WRITTEN INSTRUCTION:
Count the lines below that contain the string "axis". Reply with the number alone.

RECORDS PROVIDED:

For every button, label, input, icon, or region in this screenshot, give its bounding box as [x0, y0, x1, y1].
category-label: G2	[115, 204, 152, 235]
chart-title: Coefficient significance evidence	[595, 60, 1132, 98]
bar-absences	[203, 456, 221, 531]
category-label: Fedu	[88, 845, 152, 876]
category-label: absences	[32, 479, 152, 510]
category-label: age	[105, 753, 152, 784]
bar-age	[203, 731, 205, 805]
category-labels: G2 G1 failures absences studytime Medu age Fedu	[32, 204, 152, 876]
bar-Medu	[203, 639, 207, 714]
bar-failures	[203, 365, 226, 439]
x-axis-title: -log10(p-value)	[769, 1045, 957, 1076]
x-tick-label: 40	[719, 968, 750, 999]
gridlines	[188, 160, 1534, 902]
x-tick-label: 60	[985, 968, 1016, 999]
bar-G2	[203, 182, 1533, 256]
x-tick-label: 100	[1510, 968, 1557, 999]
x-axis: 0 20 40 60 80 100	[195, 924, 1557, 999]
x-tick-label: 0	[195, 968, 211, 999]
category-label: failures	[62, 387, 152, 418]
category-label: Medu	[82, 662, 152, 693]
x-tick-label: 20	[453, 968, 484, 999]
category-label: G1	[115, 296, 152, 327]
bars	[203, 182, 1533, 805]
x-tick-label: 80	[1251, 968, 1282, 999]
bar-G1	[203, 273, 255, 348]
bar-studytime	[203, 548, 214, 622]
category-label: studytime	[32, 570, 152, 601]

TASK SOLUTION:
2